== Data for processing
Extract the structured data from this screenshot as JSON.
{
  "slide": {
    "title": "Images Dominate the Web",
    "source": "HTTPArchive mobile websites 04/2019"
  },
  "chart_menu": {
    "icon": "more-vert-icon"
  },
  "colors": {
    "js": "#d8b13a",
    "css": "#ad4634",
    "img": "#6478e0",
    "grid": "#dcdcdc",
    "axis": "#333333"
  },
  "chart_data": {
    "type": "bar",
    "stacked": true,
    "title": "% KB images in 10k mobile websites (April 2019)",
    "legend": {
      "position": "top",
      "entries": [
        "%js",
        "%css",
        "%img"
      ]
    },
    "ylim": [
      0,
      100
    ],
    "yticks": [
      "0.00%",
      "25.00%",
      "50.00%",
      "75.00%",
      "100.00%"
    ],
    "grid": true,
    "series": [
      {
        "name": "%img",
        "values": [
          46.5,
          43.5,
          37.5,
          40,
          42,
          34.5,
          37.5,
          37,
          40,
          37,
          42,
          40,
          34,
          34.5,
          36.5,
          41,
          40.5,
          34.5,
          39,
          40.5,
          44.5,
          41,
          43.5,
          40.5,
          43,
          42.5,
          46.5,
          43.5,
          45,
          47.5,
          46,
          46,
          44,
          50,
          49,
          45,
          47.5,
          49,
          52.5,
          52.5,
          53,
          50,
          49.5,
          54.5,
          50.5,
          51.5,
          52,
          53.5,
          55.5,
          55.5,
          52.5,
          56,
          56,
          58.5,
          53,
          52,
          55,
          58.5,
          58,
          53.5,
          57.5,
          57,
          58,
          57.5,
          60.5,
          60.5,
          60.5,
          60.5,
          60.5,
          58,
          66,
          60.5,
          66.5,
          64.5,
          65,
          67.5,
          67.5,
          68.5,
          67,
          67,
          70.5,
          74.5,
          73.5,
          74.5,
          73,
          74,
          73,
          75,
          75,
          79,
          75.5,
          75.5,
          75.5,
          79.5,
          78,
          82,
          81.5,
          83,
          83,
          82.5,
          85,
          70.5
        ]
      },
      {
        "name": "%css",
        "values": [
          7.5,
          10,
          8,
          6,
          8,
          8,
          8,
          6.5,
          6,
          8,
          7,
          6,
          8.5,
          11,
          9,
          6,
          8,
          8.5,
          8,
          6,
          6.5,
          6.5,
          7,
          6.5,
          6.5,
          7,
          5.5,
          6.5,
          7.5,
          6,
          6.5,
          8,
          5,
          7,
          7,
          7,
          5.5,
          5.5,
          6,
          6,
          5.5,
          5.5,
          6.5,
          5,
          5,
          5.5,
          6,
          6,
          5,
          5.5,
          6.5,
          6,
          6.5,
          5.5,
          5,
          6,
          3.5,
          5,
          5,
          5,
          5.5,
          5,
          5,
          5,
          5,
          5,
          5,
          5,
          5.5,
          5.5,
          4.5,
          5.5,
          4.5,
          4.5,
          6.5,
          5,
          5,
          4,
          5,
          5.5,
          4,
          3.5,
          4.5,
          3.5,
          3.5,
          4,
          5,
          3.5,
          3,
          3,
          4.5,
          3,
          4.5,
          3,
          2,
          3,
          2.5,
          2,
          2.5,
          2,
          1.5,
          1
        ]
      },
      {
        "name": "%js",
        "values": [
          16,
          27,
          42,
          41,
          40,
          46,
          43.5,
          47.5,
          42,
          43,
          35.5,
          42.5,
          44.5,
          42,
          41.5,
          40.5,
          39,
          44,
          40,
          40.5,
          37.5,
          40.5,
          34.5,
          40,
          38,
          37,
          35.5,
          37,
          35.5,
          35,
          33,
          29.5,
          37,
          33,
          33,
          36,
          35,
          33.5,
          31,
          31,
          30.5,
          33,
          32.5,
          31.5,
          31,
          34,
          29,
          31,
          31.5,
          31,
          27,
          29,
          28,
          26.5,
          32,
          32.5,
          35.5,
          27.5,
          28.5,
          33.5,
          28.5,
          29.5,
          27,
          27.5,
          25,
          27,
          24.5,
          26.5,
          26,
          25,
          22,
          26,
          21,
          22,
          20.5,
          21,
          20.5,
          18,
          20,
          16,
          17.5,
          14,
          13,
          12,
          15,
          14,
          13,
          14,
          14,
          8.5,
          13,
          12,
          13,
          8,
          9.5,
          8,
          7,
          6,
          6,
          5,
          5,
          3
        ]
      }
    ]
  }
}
====
### Exercise task
Write down only the number of lines that contain the string "mobile" in the listing.

### Result below
2